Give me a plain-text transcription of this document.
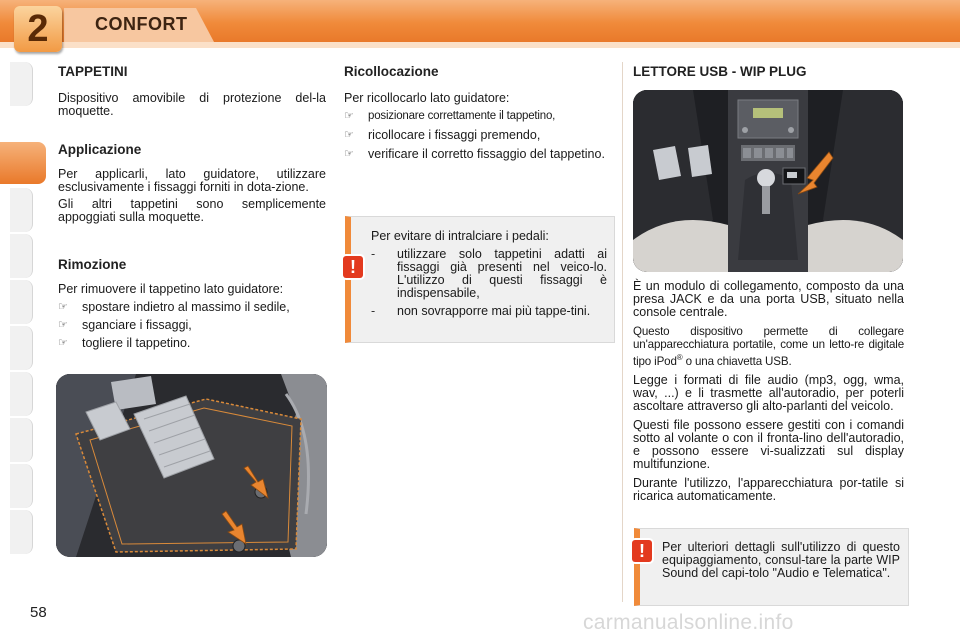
2	CONFORT
TAPPETINI

Dispositivo amovibile di protezione del-la moquette.

Applicazione

Per applicarli, lato guidatore, utilizzare esclusivamente i fissaggi forniti in dota-zione.

Gli altri tappetini sono semplicemente appoggiati sulla moquette.

Rimozione

Per rimuovere il tappetino lato guidatore:

☞ spostare indietro al massimo il sedile,
☞ sganciare i fissaggi,
☞ togliere il tappetino.
Ricollocazione

Per ricollocarlo lato guidatore:

☞ posizionare correttamente il tappetino,
☞ ricollocare i fissaggi premendo,
☞ verificare il corretto fissaggio del tappetino.

Per evitare di intralciare i pedali:

- utilizzare solo tappetini adatti ai fissaggi già presenti nel veico-lo. L'utilizzo di questi fissaggi è indispensabile,
- non sovrapporre mai più tappe-tini.
!
LETTORE USB - WIP PLUG

È un modulo di collegamento, composto da una presa JACK e da una porta USB, situato nella console centrale.

Questo dispositivo permette di collegare un'apparecchiatura portatile, come un letto-re digitale tipo iPod® o una chiavetta USB.

Legge i formati di file audio (mp3, ogg, wma, wav, ...) e li trasmette all'autoradio, per poterli ascoltare attraverso gli alto-parlanti del veicolo.

Questi file possono essere gestiti con i comandi sotto al volante o con il fronta-lino dell'autoradio, e possono essere vi-sualizzati sul display multifunzione.

Durante l'utilizzo, l'apparecchiatura por-tatile si ricarica automaticamente.

Per ulteriori dettagli sull'utilizzo di questo equipaggiamento, consul-tare la parte WIP Sound del capi-tolo "Audio e Telematica".

!
58	carmanualsonline.info
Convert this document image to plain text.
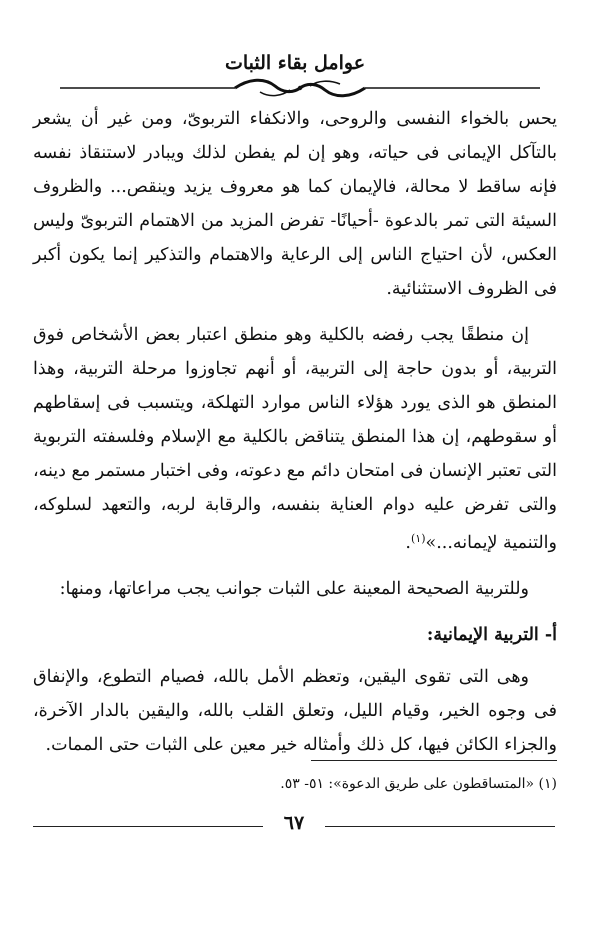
عوامل بقاء الثبات

يحس بالخواء النفسى والروحى، والانكفاء التربوىّ، ومن غير أن يشعر بالتآكل الإيمانى فى حياته، وهو إن لم يفطن لذلك ويبادر لاستنقاذ نفسه فإنه ساقط لا محالة، فالإيمان كما هو معروف يزيد وينقص... والظروف السيئة التى تمر بالدعوة -أحيانًا- تفرض المزيد من الاهتمام التربوىّ وليس العكس، لأن احتياج الناس إلى الرعاية والاهتمام والتذكير إنما يكون أكبر فى الظروف الاستثنائية.

إن منطقًا يجب رفضه بالكلية وهو منطق اعتبار بعض الأشخاص فوق التربية، أو بدون حاجة إلى التربية، أو أنهم تجاوزوا مرحلة التربية، وهذا المنطق هو الذى يورد هؤلاء الناس موارد التهلكة، ويتسبب فى إسقاطهم أو سقوطهم، إن هذا المنطق يتناقض بالكلية مع الإسلام وفلسفته التربوية التى تعتبر الإنسان فى امتحان دائم مع دعوته، وفى اختبار مستمر مع دينه، والتى تفرض عليه دوام العناية بنفسه، والرقابة لربه، والتعهد لسلوكه، والتنمية لإيمانه...»$^{(١)}$.

وللتربية الصحيحة المعينة على الثبات جوانب يجب مراعاتها، ومنها:

أ- التربية الإيمانية:

وهى التى تقوى اليقين، وتعظم الأمل بالله، فصيام التطوع، والإنفاق فى وجوه الخير، وقيام الليل، وتعلق القلب بالله، واليقين بالدار الآخرة، والجزاء الكائن فيها، كل ذلك وأمثاله خير معين على الثبات حتى الممات.

(١) «المتساقطون على طريق الدعوة»: ٥١- ٥٣.
٦٧
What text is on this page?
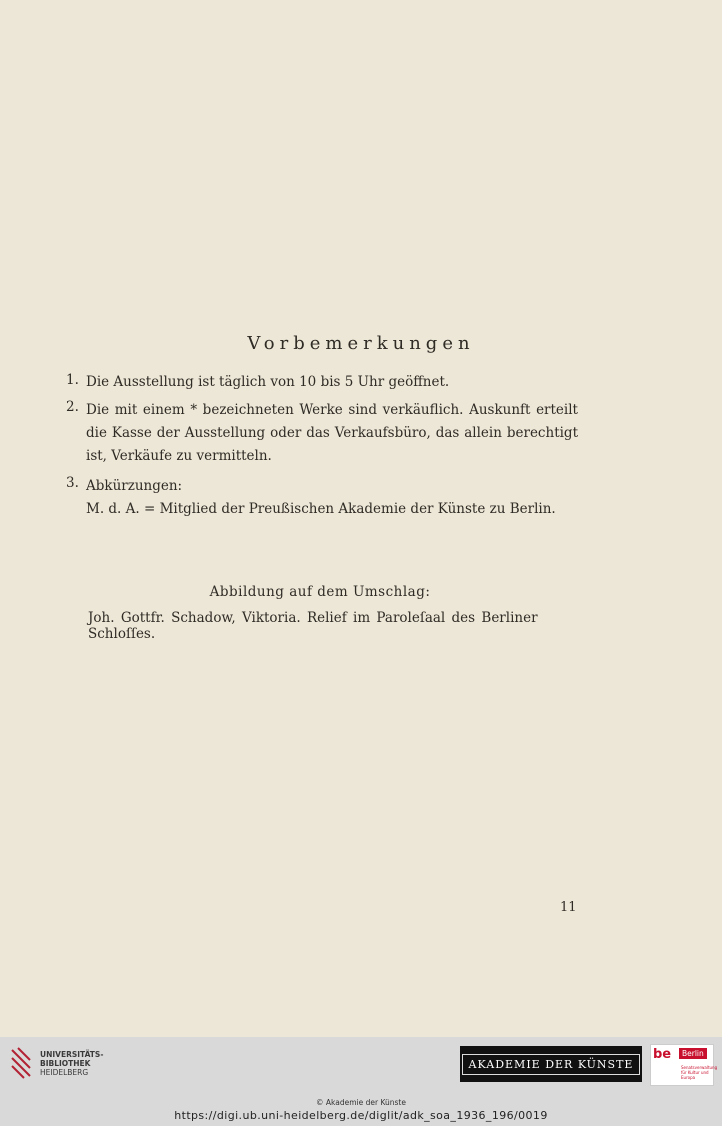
Vorbemerkungen
1. Die Ausstellung ist täglich von 10 bis 5 Uhr geöffnet.
2. Die mit einem * bezeichneten Werke sind verkäuflich. Auskunft erteilt die Kasse der Ausstellung oder das Verkaufsbüro, das allein berechtigt ist, Verkäufe zu vermitteln.
3. Abkürzungen:
M. d. A. = Mitglied der Preußischen Akademie der Künste zu Berlin.
Abbildung auf dem Umschlag:
Joh. Gottfr. Schadow, Viktoria. Relief im Paroleſaal des Berliner Schloſſes.
11
UNIVERSITÄTS-
BIBLIOTHEK
HEIDELBERG
AKADEMIE DER KÜNSTE
be	Berlin
Senatsverwaltung für Kultur und Europa
© Akademie der Künste
https://digi.ub.uni-heidelberg.de/diglit/adk_soa_1936_196/0019
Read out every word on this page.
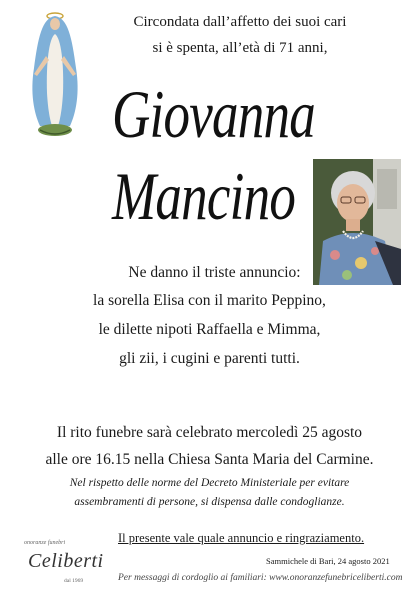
Circondata dall’affetto dei suoi cari
si è spenta, all’età di 71 anni,
Giovanna
Mancino
Ne danno il triste annuncio:
la sorella Elisa con il marito Peppino,
le dilette nipoti Raffaella e Mimma,
gli zii, i cugini e parenti tutti.
Il rito funebre sarà celebrato mercoledì 25 agosto
alle ore 16.15 nella Chiesa Santa Maria del Carmine.
Nel rispetto delle norme del Decreto Ministeriale per evitare
assembramenti di persone, si dispensa dalle condoglianze.
onoranze funebri
Celiberti
dal 1969
Il presente vale quale annuncio e ringraziamento.
Sammichele di Bari, 24 agosto 2021
Per messaggi di cordoglio ai familiari: www.onoranzefunebriceliberti.com
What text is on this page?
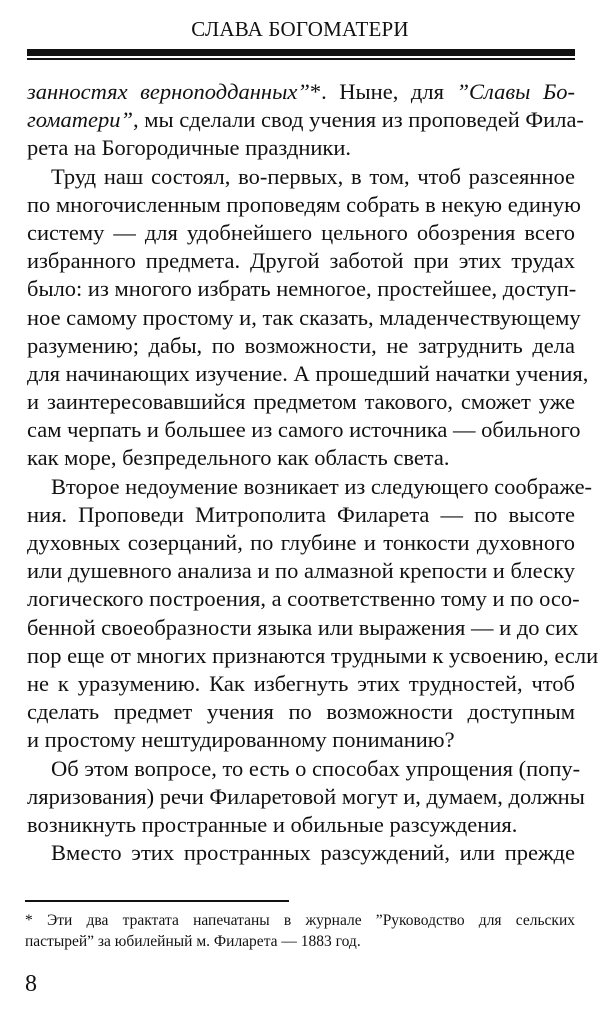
СЛАВА БОГОМАТЕРИ
занностях верноподданных”*. Ныне, для ”Славы Бо-
гоматери”, мы сделали свод учения из проповедей Фила-
рета на Богородичные праздники.
Труд наш состоял, во-первых, в том, чтоб разсеянное
по многочисленным проповедям собрать в некую единую
систему — для удобнейшего цельного обозрения всего
избранного предмета. Другой заботой при этих трудах
было: из многого избрать немногое, простейшее, доступ-
ное самому простому и, так сказать, младенчествующему
разумению; дабы, по возможности, не затруднить дела
для начинающих изучение. А прошедший начатки учения,
и заинтересовавшийся предметом такового, сможет уже
сам черпать и большее из самого источника — обильного
как море, безпредельного как область света.
Второе недоумение возникает из следующего соображе-
ния. Проповеди Митрополита Филарета — по высоте
духовных созерцаний, по глубине и тонкости духовного
или душевного анализа и по алмазной крепости и блеску
логического построения, а соответственно тому и по осо-
бенной своеобразности языка или выражения — и до сих
пор еще от многих признаются трудными к усвоению, если
не к уразумению. Как избегнуть этих трудностей, чтоб
сделать предмет учения по возможности доступным
и простому нештудированному пониманию?
Об этом вопросе, то есть о способах упрощения (попу-
ляризования) речи Филаретовой могут и, думаем, должны
возникнуть пространные и обильные разсуждения.
Вместо этих пространных разсуждений, или прежде
* Эти два трактата напечатаны в журнале ”Руководство для сельских
пастырей” за юбилейный м. Филарета — 1883 год.
8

### Set exercise
How many of these lines contain "utilizzo"? Write only the number.

### Answer to this problem
3